Stated goal - Each line that includes the word "text" counts once; give the total and nothing more.

(Saved data entries)
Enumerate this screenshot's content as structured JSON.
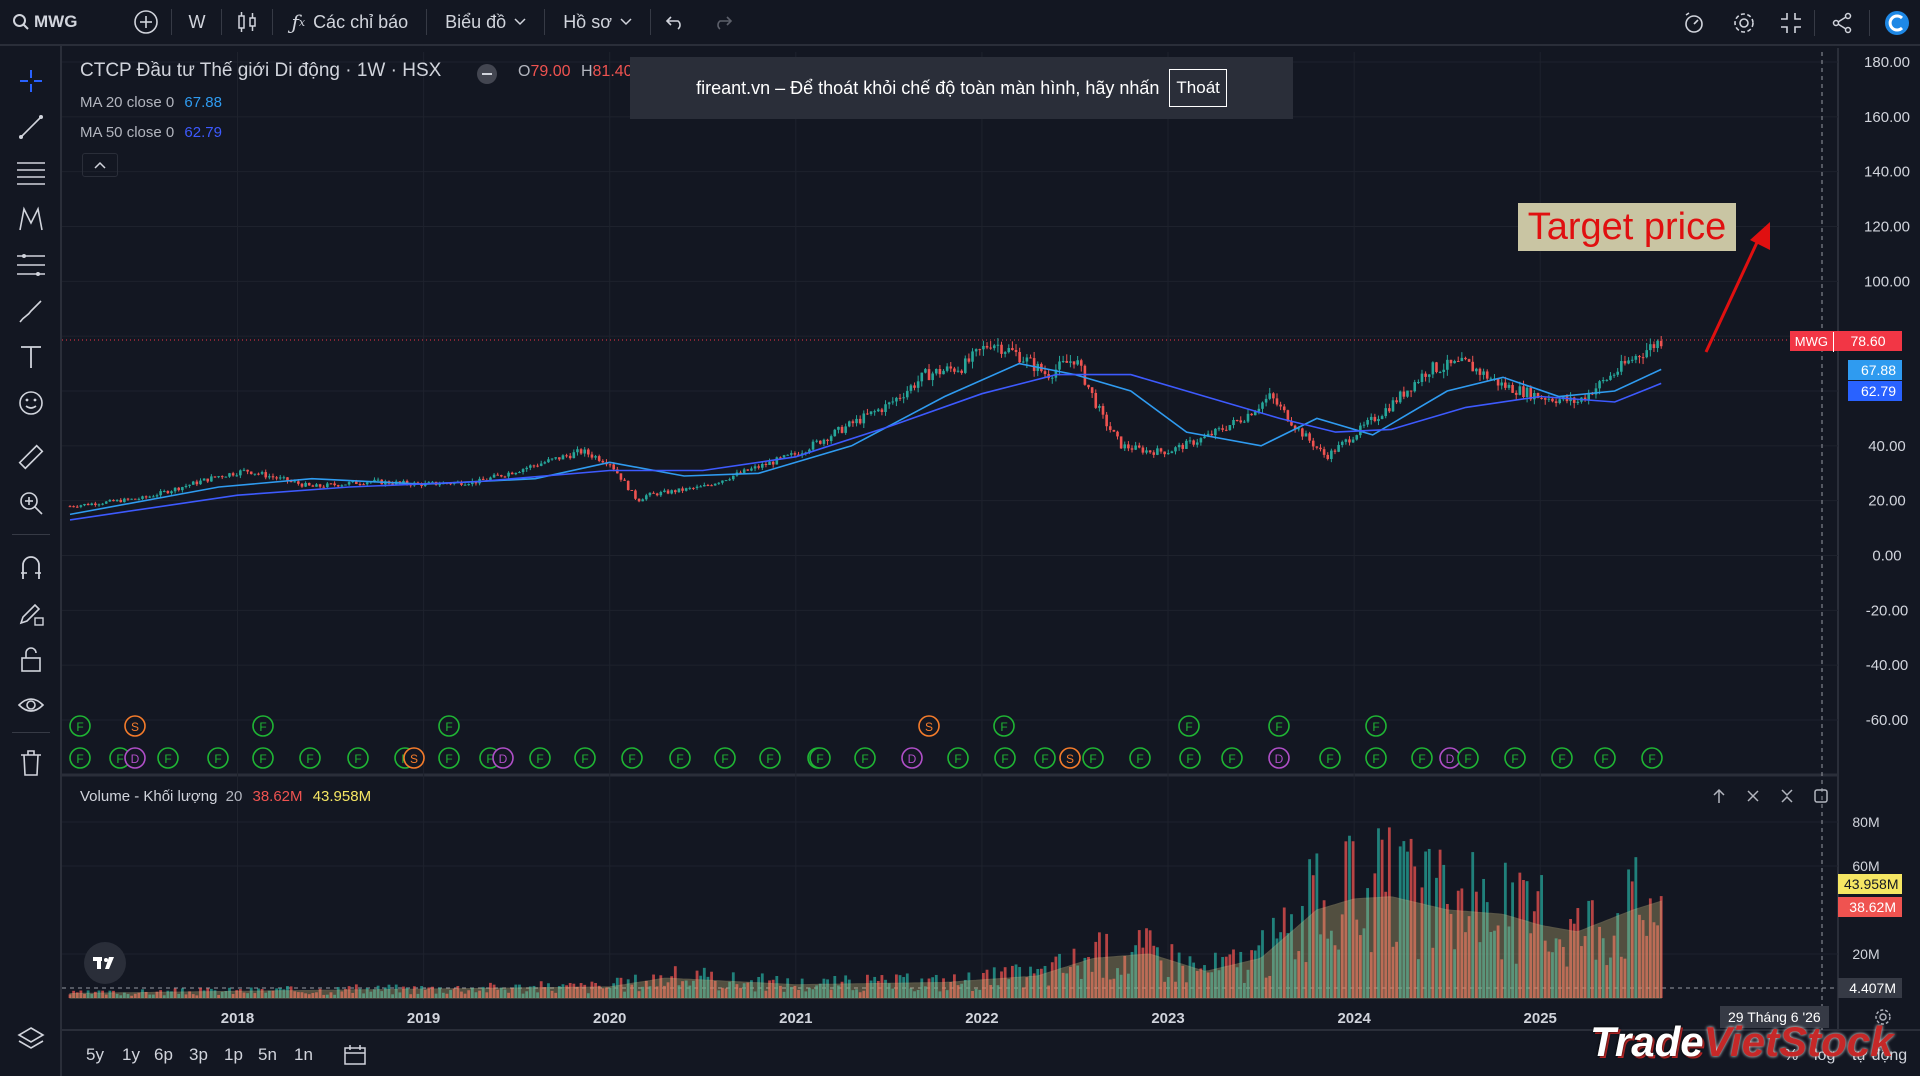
{
  "toolbar": {
    "symbol": "MWG",
    "interval": "W",
    "indicators_label": "Các chỉ báo",
    "chart_label": "Biểu đồ",
    "profile_label": "Hồ sơ"
  },
  "legend": {
    "title": "CTCP Đầu tư Thế giới Di động · 1W · HSX",
    "open_label": "O",
    "open_value": "79.00",
    "high_label": "H",
    "high_value": "81.40",
    "ma20_label": "MA 20 close 0",
    "ma20_value": "67.88",
    "ma50_label": "MA 50 close 0",
    "ma50_value": "62.79",
    "volume_label": "Volume - Khối lượng",
    "volume_period": "20",
    "volume_value1": "38.62M",
    "volume_value2": "43.958M"
  },
  "banner": {
    "text": "fireant.vn – Để thoát khỏi chế độ toàn màn hình, hãy nhấn",
    "button": "Thoát"
  },
  "price_labels": {
    "symbol_tag": "MWG",
    "last_price": "78.60",
    "ma20": "67.88",
    "ma50": "62.79"
  },
  "volume_labels": {
    "v1": "43.958M",
    "v2": "38.62M",
    "crosshair": "4.407M"
  },
  "crosshair_date": "29 Tháng 6 '26",
  "annotation": {
    "text": "Target price"
  },
  "periods": [
    "5y",
    "1y",
    "6p",
    "3p",
    "1p",
    "5n",
    "1n"
  ],
  "bottom_right": {
    "percent": "%",
    "log": "log",
    "auto": "tự động"
  },
  "watermark": {
    "part1": "Trade",
    "part2": "VietStock"
  },
  "colors": {
    "background": "#131722",
    "up": "#26a69a",
    "down": "#ef5350",
    "ma20": "#2f9bf0",
    "ma50": "#3d5afe",
    "event_f": "#1fb534",
    "event_s": "#f57c2b",
    "event_d": "#b04fc8"
  },
  "chart_data": [
    {
      "type": "line",
      "series_type": "candlestick-approx",
      "ylim": [
        -70,
        180
      ],
      "yticks": [
        180,
        160,
        140,
        120,
        100,
        80,
        60,
        40,
        20,
        0,
        -20,
        -40,
        -60
      ],
      "ytick_labels": [
        "180.00",
        "160.00",
        "140.00",
        "120.00",
        "100.00",
        "",
        "",
        "40.00",
        "20.00",
        "0.00",
        "-20.00",
        "-40.00",
        "-60.00"
      ],
      "x_tick_labels": [
        "2018",
        "2019",
        "2020",
        "2021",
        "2022",
        "2023",
        "2024",
        "2025"
      ],
      "x_tick_years": [
        2018,
        2019,
        2020,
        2021,
        2022,
        2023,
        2024,
        2025
      ],
      "xlim": [
        2017.1,
        2026.6
      ],
      "series": [
        {
          "name": "MWG",
          "x": [
            2017.1,
            2017.5,
            2017.9,
            2018.05,
            2018.4,
            2018.7,
            2019.0,
            2019.3,
            2019.7,
            2019.85,
            2020.0,
            2020.15,
            2020.2,
            2020.5,
            2020.7,
            2021.0,
            2021.3,
            2021.5,
            2021.7,
            2021.9,
            2022.05,
            2022.2,
            2022.35,
            2022.5,
            2022.65,
            2022.75,
            2022.9,
            2023.0,
            2023.2,
            2023.4,
            2023.55,
            2023.7,
            2023.85,
            2024.0,
            2024.2,
            2024.4,
            2024.6,
            2024.8,
            2025.0,
            2025.2,
            2025.35,
            2025.5,
            2025.65
          ],
          "values": [
            18,
            21,
            29,
            31,
            25,
            27,
            26,
            27,
            35,
            38,
            34,
            20,
            22,
            25,
            30,
            37,
            48,
            55,
            66,
            69,
            78,
            73,
            66,
            72,
            50,
            40,
            38,
            38,
            43,
            50,
            58,
            46,
            36,
            44,
            55,
            68,
            70,
            62,
            58,
            56,
            64,
            72,
            78.6
          ]
        },
        {
          "name": "MA 20",
          "x": [
            2017.1,
            2017.9,
            2018.4,
            2019.0,
            2019.6,
            2020.0,
            2020.4,
            2020.8,
            2021.3,
            2021.8,
            2022.2,
            2022.5,
            2022.8,
            2023.1,
            2023.5,
            2023.8,
            2024.1,
            2024.5,
            2024.8,
            2025.1,
            2025.4,
            2025.65
          ],
          "values": [
            15,
            25,
            28,
            26,
            28,
            34,
            29,
            30,
            40,
            58,
            70,
            66,
            60,
            45,
            40,
            50,
            44,
            60,
            65,
            58,
            60,
            67.88
          ]
        },
        {
          "name": "MA 50",
          "x": [
            2017.1,
            2018.0,
            2018.6,
            2019.3,
            2020.0,
            2020.5,
            2021.0,
            2021.5,
            2022.0,
            2022.4,
            2022.8,
            2023.2,
            2023.6,
            2023.9,
            2024.2,
            2024.6,
            2025.0,
            2025.4,
            2025.65
          ],
          "values": [
            13,
            22,
            25,
            27,
            31,
            31,
            36,
            47,
            59,
            66,
            66,
            58,
            50,
            45,
            46,
            54,
            58,
            56,
            62.79
          ]
        }
      ]
    },
    {
      "type": "bar",
      "series_type": "volume",
      "ylim": [
        0,
        90
      ],
      "ytick_labels": [
        "80M",
        "60M",
        "20M"
      ],
      "yticks": [
        80,
        60,
        20
      ],
      "x": [
        2017.1,
        2018.0,
        2019.0,
        2020.0,
        2020.3,
        2021.0,
        2021.8,
        2022.3,
        2022.6,
        2022.9,
        2023.2,
        2023.5,
        2023.8,
        2024.0,
        2024.2,
        2024.5,
        2024.8,
        2025.0,
        2025.2,
        2025.5,
        2025.65
      ],
      "values": [
        2,
        3,
        4,
        5,
        9,
        6,
        7,
        10,
        18,
        20,
        12,
        18,
        40,
        45,
        46,
        40,
        38,
        33,
        30,
        40,
        43.958
      ]
    }
  ]
}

Answer for this exercise - 2